#### [The problem]
Return the listing below verbatim. Pictures do not belong in the copy.

============================================================

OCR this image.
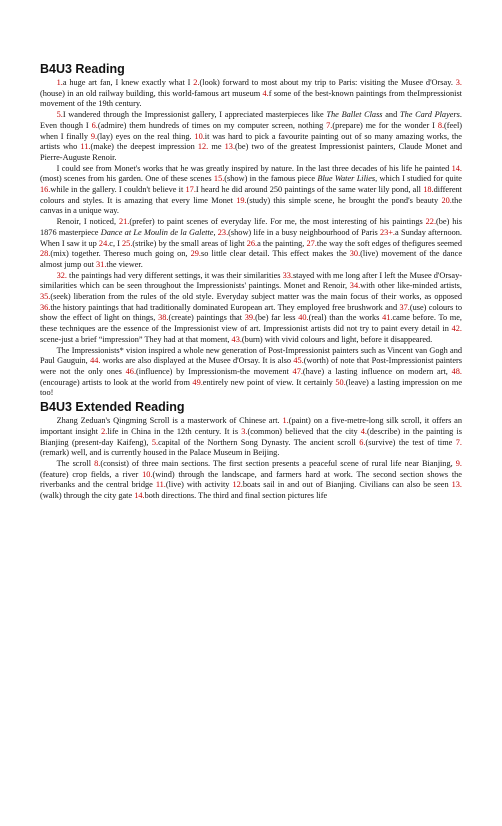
B4U3 Reading

1.a huge art fan, I knew exactly what I 2.(look) forward to most about my trip to Paris: visiting the Musee d'Orsay. 3.(house) in an old railway building, this world-famous art museum 4.f some of the best-known paintings from theImpressionist movement of the 19th century.

5.I wandered through the Impressionist gallery, I appreciated masterpieces like The Ballet Class and The Card Players. Even though I 6.(admire) them hundreds of times on my computer screen, nothing 7.(prepare) me for the wonder I 8.(feel) when I finally 9.(lay) eyes on the real thing. 10.it was hard to pick a favourite painting out of so many amazing works, the artists who 11.(make) the deepest impression 12. me 13.(be) two of the greatest Impressionist painters, Claude Monet and Pierre-Auguste Renoir.

I could see from Monet's works that he was greatly inspired by nature. In the last three decades of his life he painted 14.(most) scenes from his garden. One of these scenes 15.(show) in the famous piece Blue Water Lilies, which I studied for quite 16.while in the gallery. I couldn't believe it 17.I heard he did around 250 paintings of the same water lily pond, all 18.different colours and styles. It is amazing that every lime Monet 19.(study) this simple scene, he brought the pond's beauty 20.the canvas in a unique way.

Renoir, I noticed, 21.(prefer) to paint scenes of everyday life. For me, the most interesting of his paintings 22.(be) his 1876 masterpiece Dance at Le Moulin de la Galette, 23.(show) life in a busy neighbourhood of Paris 23+.a Sunday afternoon. When I saw it up 24.c, I 25.(strike) by the small areas of light 26.a the painting, 27.the way the soft edges of thefigures seemed 28.(mix) together. Thereso much going on, 29.so little clear detail. This effect makes the 30.(live) movement of the dance almost jump out 31.the viewer.

32. the paintings had very different settings, it was their similarities 33.stayed with me long after I left the Musee d'Orsay-similarities which can be seen throughout the Impressionists' paintings. Monet and Renoir, 34.with other like-minded artists, 35.(seek) liberation from the rules of the old style. Everyday subject matter was the main focus of their works, as opposed 36.the history paintings that had traditionally dominated European art. They employed free brushwork and 37.(use) colours to show the effect of light on things, 38.(create) paintings that 39.(be) far less 40.(real) than the works 41.came before. To me, these techniques are the essence of the Impressionist view of art. Impressionist artists did not try to paint every detail in 42. scene-just a brief “impression” They had at that moment, 43.(burn) with vivid colours and light, before it disappeared.

The Impressionists* vision inspired a whole new generation of Post-Impressionist painters such as Vincent van Gogh and Paul Gauguin, 44. works are also displayed at the Musee d'Orsay. It is also 45.(worth) of note that Post-Impressionist painters were not the only ones 46.(influence) by Impressionism-the movement 47.(have) a lasting influence on modern art, 48.(encourage) artists to look at the world from 49.entirely new point of view. It certainly 50.(leave) a lasting impression on me too!

B4U3 Extended Reading

Zhang Zeduan's Qingming Scroll is a masterwork of Chinese art. 1.(paint) on a five-metre-long silk scroll, it offers an important insight 2.life in China in the 12th century. It is 3.(common) believed that the city 4.(describe) in the painting is Bianjing (present-day Kaifeng), 5.capital of the Northern Song Dynasty. The ancient scroll 6.(survive) the test of time 7.(remark) well, and is currently housed in the Palace Museum in Beijing.

The scroll 8.(consist) of three main sections. The first section presents a peaceful scene of rural life near Bianjing, 9.(feature) crop fields, a river 10.(wind) through the landscape, and farmers hard at work. The second section shows the riverbanks and the central bridge 11.(live) with activity 12.boats sail in and out of Bianjing. Civilians can also be seen 13.(walk) through the city gate 14.both directions. The third and final section pictures life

============================================================

#### [Task result]
OCR this image.
B4U3 Reading

1.a huge art fan, I knew exactly what I 2.(look) forward to most about my trip to Paris: visiting the Musee d'Orsay. 3.(house) in an old railway building, this world-famous art museum 4.f some of the best-known paintings from theImpressionist movement of the 19th century.

5.I wandered through the Impressionist gallery, I appreciated masterpieces like The Ballet Class and The Card Players. Even though I 6.(admire) them hundreds of times on my computer screen, nothing 7.(prepare) me for the wonder I 8.(feel) when I finally 9.(lay) eyes on the real thing. 10.it was hard to pick a favourite painting out of so many amazing works, the artists who 11.(make) the deepest impression 12. me 13.(be) two of the greatest Impressionist painters, Claude Monet and Pierre-Auguste Renoir.

I could see from Monet's works that he was greatly inspired by nature. In the last three decades of his life he painted 14.(most) scenes from his garden. One of these scenes 15.(show) in the famous piece Blue Water Lilies, which I studied for quite 16.while in the gallery. I couldn't believe it 17.I heard he did around 250 paintings of the same water lily pond, all 18.different colours and styles. It is amazing that every lime Monet 19.(study) this simple scene, he brought the pond's beauty 20.the canvas in a unique way.

Renoir, I noticed, 21.(prefer) to paint scenes of everyday life. For me, the most interesting of his paintings 22.(be) his 1876 masterpiece Dance at Le Moulin de la Galette, 23.(show) life in a busy neighbourhood of Paris 23+.a Sunday afternoon. When I saw it up 24.c, I 25.(strike) by the small areas of light 26.a the painting, 27.the way the soft edges of thefigures seemed 28.(mix) together. Thereso much going on, 29.so little clear detail. This effect makes the 30.(live) movement of the dance almost jump out 31.the viewer.

32. the paintings had very different settings, it was their similarities 33.stayed with me long after I left the Musee d'Orsay-similarities which can be seen throughout the Impressionists' paintings. Monet and Renoir, 34.with other like-minded artists, 35.(seek) liberation from the rules of the old style. Everyday subject matter was the main focus of their works, as opposed 36.the history paintings that had traditionally dominated European art. They employed free brushwork and 37.(use) colours to show the effect of light on things, 38.(create) paintings that 39.(be) far less 40.(real) than the works 41.came before. To me, these techniques are the essence of the Impressionist view of art. Impressionist artists did not try to paint every detail in 42. scene-just a brief “impression” They had at that moment, 43.(burn) with vivid colours and light, before it disappeared.

The Impressionists* vision inspired a whole new generation of Post-Impressionist painters such as Vincent van Gogh and Paul Gauguin, 44. works are also displayed at the Musee d'Orsay. It is also 45.(worth) of note that Post-Impressionist painters were not the only ones 46.(influence) by Impressionism-the movement 47.(have) a lasting influence on modern art, 48.(encourage) artists to look at the world from 49.entirely new point of view. It certainly 50.(leave) a lasting impression on me too!

B4U3 Extended Reading

Zhang Zeduan's Qingming Scroll is a masterwork of Chinese art. 1.(paint) on a five-metre-long silk scroll, it offers an important insight 2.life in China in the 12th century. It is 3.(common) believed that the city 4.(describe) in the painting is Bianjing (present-day Kaifeng), 5.capital of the Northern Song Dynasty. The ancient scroll 6.(survive) the test of time 7.(remark) well, and is currently housed in the Palace Museum in Beijing.

The scroll 8.(consist) of three main sections. The first section presents a peaceful scene of rural life near Bianjing, 9.(feature) crop fields, a river 10.(wind) through the landscape, and farmers hard at work. The second section shows the riverbanks and the central bridge 11.(live) with activity 12.boats sail in and out of Bianjing. Civilians can also be seen 13.(walk) through the city gate 14.both directions. The third and final section pictures life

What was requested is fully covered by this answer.